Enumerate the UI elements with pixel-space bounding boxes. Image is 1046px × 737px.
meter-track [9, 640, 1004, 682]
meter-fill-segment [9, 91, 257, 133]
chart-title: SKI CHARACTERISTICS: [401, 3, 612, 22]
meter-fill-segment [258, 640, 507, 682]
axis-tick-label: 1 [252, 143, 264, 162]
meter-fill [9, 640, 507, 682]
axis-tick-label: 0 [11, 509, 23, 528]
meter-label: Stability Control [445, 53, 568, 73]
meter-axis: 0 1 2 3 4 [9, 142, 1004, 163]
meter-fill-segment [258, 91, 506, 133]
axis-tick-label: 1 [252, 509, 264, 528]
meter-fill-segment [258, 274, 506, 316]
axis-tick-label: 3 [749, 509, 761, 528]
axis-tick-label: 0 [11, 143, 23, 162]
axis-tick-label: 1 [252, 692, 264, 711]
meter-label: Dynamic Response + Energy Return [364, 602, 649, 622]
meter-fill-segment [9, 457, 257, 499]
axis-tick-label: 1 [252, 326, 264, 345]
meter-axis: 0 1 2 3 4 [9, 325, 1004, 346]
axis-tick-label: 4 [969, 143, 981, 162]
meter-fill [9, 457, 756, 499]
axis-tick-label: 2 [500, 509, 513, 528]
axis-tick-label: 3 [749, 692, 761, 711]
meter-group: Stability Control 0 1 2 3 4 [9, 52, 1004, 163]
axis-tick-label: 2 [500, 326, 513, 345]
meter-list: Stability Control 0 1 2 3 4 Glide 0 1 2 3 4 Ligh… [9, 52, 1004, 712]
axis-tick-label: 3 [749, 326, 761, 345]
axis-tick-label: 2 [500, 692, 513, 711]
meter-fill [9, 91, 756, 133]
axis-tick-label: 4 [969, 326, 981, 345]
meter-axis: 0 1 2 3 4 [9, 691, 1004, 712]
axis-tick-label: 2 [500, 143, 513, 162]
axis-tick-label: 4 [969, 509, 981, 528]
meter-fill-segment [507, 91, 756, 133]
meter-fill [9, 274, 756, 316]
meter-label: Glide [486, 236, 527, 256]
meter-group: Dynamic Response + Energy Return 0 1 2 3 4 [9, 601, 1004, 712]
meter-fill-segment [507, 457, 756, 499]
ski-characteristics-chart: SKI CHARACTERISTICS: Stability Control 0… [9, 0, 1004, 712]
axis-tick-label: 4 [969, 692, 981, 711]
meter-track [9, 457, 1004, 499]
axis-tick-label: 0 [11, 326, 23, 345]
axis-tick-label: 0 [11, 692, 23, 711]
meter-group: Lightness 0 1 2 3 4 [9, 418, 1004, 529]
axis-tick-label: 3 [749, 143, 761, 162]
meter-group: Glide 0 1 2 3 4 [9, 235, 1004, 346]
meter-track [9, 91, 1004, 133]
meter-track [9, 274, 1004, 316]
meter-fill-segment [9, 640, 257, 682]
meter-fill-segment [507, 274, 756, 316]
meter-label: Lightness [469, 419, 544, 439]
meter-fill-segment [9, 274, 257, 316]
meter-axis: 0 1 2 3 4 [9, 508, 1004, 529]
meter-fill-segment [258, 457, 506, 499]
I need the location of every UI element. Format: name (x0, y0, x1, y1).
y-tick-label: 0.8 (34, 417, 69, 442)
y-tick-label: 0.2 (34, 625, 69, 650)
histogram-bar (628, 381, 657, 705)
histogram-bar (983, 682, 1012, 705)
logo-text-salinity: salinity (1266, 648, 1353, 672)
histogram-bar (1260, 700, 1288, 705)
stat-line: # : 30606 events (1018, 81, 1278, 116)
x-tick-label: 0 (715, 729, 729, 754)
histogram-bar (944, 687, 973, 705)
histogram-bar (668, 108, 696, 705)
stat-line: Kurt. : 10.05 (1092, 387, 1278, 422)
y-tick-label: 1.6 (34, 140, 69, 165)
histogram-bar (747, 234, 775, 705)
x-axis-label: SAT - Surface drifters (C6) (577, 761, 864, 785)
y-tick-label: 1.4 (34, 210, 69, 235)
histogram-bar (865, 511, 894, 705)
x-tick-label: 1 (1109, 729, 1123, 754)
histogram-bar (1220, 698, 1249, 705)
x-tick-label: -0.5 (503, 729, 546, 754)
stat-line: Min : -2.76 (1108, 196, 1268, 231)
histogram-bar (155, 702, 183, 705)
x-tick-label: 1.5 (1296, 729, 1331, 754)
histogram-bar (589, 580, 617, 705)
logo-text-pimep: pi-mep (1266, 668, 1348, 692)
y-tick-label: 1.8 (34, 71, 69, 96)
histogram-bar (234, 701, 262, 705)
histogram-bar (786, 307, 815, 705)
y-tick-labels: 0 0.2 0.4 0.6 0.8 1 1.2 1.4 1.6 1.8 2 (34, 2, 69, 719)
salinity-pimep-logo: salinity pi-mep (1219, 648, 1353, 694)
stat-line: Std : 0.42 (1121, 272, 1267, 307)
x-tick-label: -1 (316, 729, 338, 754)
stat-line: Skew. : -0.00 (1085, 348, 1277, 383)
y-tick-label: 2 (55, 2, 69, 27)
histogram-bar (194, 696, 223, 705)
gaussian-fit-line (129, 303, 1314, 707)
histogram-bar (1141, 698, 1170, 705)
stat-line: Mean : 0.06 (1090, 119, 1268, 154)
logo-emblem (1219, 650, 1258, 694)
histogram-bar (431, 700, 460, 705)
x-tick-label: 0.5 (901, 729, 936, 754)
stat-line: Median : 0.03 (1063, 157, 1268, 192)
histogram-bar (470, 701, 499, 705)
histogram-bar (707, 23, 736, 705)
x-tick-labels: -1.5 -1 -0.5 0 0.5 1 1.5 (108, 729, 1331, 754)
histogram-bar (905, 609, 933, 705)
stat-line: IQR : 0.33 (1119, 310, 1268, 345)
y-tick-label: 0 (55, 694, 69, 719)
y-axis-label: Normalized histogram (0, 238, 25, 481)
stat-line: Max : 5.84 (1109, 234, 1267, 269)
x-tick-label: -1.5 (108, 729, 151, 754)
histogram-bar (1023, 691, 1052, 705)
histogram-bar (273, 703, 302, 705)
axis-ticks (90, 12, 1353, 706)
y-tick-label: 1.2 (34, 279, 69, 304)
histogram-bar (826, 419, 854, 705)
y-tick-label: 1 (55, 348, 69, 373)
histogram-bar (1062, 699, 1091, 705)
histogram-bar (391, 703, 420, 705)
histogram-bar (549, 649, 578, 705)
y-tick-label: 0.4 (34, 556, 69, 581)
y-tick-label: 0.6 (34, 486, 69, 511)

○ ○ ○ ○ ○

▸ **EXERCISE DETAILS**: Can you reproduce every one of the lines above, character for character?

▸ **ANSWER TO THIS EXERCISE**:
Enumerate the UI elements with pixel-space bounding boxes. Image is 1046px × 737px.
meter-track [9, 640, 1004, 682]
meter-fill-segment [9, 91, 257, 133]
chart-title: SKI CHARACTERISTICS: [401, 3, 612, 22]
meter-fill-segment [258, 640, 507, 682]
axis-tick-label: 1 [252, 143, 264, 162]
meter-fill [9, 640, 507, 682]
axis-tick-label: 0 [11, 509, 23, 528]
meter-label: Stability Control [445, 53, 568, 73]
meter-axis: 0 1 2 3 4 [9, 142, 1004, 163]
meter-fill-segment [258, 91, 506, 133]
axis-tick-label: 1 [252, 509, 264, 528]
meter-fill-segment [258, 274, 506, 316]
axis-tick-label: 3 [749, 509, 761, 528]
axis-tick-label: 0 [11, 143, 23, 162]
axis-tick-label: 1 [252, 692, 264, 711]
meter-label: Dynamic Response + Energy Return [364, 602, 649, 622]
meter-fill-segment [9, 457, 257, 499]
axis-tick-label: 1 [252, 326, 264, 345]
meter-axis: 0 1 2 3 4 [9, 325, 1004, 346]
axis-tick-label: 4 [969, 143, 981, 162]
meter-fill [9, 457, 756, 499]
axis-tick-label: 2 [500, 509, 513, 528]
axis-tick-label: 3 [749, 692, 761, 711]
meter-group: Stability Control 0 1 2 3 4 [9, 52, 1004, 163]
axis-tick-label: 2 [500, 326, 513, 345]
meter-list: Stability Control 0 1 2 3 4 Glide 0 1 2 3 4 Ligh… [9, 52, 1004, 712]
axis-tick-label: 3 [749, 326, 761, 345]
axis-tick-label: 2 [500, 692, 513, 711]
meter-fill [9, 91, 756, 133]
axis-tick-label: 4 [969, 326, 981, 345]
meter-axis: 0 1 2 3 4 [9, 691, 1004, 712]
axis-tick-label: 2 [500, 143, 513, 162]
axis-tick-label: 4 [969, 509, 981, 528]
meter-fill-segment [507, 91, 756, 133]
meter-fill [9, 274, 756, 316]
meter-label: Glide [486, 236, 527, 256]
meter-group: Dynamic Response + Energy Return 0 1 2 3 4 [9, 601, 1004, 712]
meter-fill-segment [507, 457, 756, 499]
ski-characteristics-chart: SKI CHARACTERISTICS: Stability Control 0… [9, 0, 1004, 712]
axis-tick-label: 4 [969, 692, 981, 711]
meter-track [9, 457, 1004, 499]
axis-tick-label: 0 [11, 326, 23, 345]
axis-tick-label: 0 [11, 692, 23, 711]
meter-group: Lightness 0 1 2 3 4 [9, 418, 1004, 529]
axis-tick-label: 3 [749, 143, 761, 162]
meter-group: Glide 0 1 2 3 4 [9, 235, 1004, 346]
meter-track [9, 91, 1004, 133]
meter-track [9, 274, 1004, 316]
meter-fill-segment [9, 640, 257, 682]
meter-fill-segment [507, 274, 756, 316]
meter-label: Lightness [469, 419, 544, 439]
meter-fill-segment [9, 274, 257, 316]
meter-axis: 0 1 2 3 4 [9, 508, 1004, 529]
meter-fill-segment [258, 457, 506, 499]
I need the location of every UI element. Format: name (x0, y0, x1, y1).
y-tick-label: 0.8 (34, 417, 69, 442)
y-tick-label: 0.2 (34, 625, 69, 650)
histogram-bar (628, 381, 657, 705)
histogram-bar (983, 682, 1012, 705)
logo-text-salinity: salinity (1266, 648, 1353, 672)
histogram-bar (1260, 700, 1288, 705)
stat-line: # : 30606 events (1018, 81, 1278, 116)
x-tick-label: 0 (715, 729, 729, 754)
histogram-bar (944, 687, 973, 705)
histogram-bar (668, 108, 696, 705)
stat-line: Kurt. : 10.05 (1092, 387, 1278, 422)
y-tick-label: 1.6 (34, 140, 69, 165)
histogram-bar (747, 234, 775, 705)
x-axis-label: SAT - Surface drifters (C6) (577, 761, 864, 785)
y-tick-label: 1.4 (34, 210, 69, 235)
histogram-bar (865, 511, 894, 705)
x-tick-label: 1 (1109, 729, 1123, 754)
histogram-bar (1220, 698, 1249, 705)
x-tick-label: -0.5 (503, 729, 546, 754)
stat-line: Min : -2.76 (1108, 196, 1268, 231)
histogram-bar (155, 702, 183, 705)
x-tick-label: 1.5 (1296, 729, 1331, 754)
histogram-bar (589, 580, 617, 705)
logo-text-pimep: pi-mep (1266, 668, 1348, 692)
y-tick-label: 1.8 (34, 71, 69, 96)
histogram-bar (234, 701, 262, 705)
histogram-bar (786, 307, 815, 705)
y-tick-labels: 0 0.2 0.4 0.6 0.8 1 1.2 1.4 1.6 1.8 2 (34, 2, 69, 719)
salinity-pimep-logo: salinity pi-mep (1219, 648, 1353, 694)
stat-line: Std : 0.42 (1121, 272, 1267, 307)
x-tick-label: -1 (316, 729, 338, 754)
stat-line: Skew. : -0.00 (1085, 348, 1277, 383)
y-tick-label: 2 (55, 2, 69, 27)
histogram-bar (194, 696, 223, 705)
gaussian-fit-line (129, 303, 1314, 707)
histogram-bar (1141, 698, 1170, 705)
stat-line: Mean : 0.06 (1090, 119, 1268, 154)
logo-emblem (1219, 650, 1258, 694)
histogram-bar (431, 700, 460, 705)
x-tick-label: 0.5 (901, 729, 936, 754)
stat-line: Median : 0.03 (1063, 157, 1268, 192)
histogram-bar (470, 701, 499, 705)
histogram-bar (707, 23, 736, 705)
x-tick-labels: -1.5 -1 -0.5 0 0.5 1 1.5 (108, 729, 1331, 754)
histogram-bar (905, 609, 933, 705)
stat-line: IQR : 0.33 (1119, 310, 1268, 345)
y-tick-label: 0 (55, 694, 69, 719)
y-axis-label: Normalized histogram (0, 238, 25, 481)
stat-line: Max : 5.84 (1109, 234, 1267, 269)
x-tick-label: -1.5 (108, 729, 151, 754)
histogram-bar (1023, 691, 1052, 705)
histogram-bar (273, 703, 302, 705)
axis-ticks (90, 12, 1353, 706)
y-tick-label: 1.2 (34, 279, 69, 304)
histogram-bar (826, 419, 854, 705)
y-tick-label: 1 (55, 348, 69, 373)
histogram-bar (1062, 699, 1091, 705)
histogram-bar (391, 703, 420, 705)
histogram-bar (549, 649, 578, 705)
y-tick-label: 0.4 (34, 556, 69, 581)
y-tick-label: 0.6 (34, 486, 69, 511)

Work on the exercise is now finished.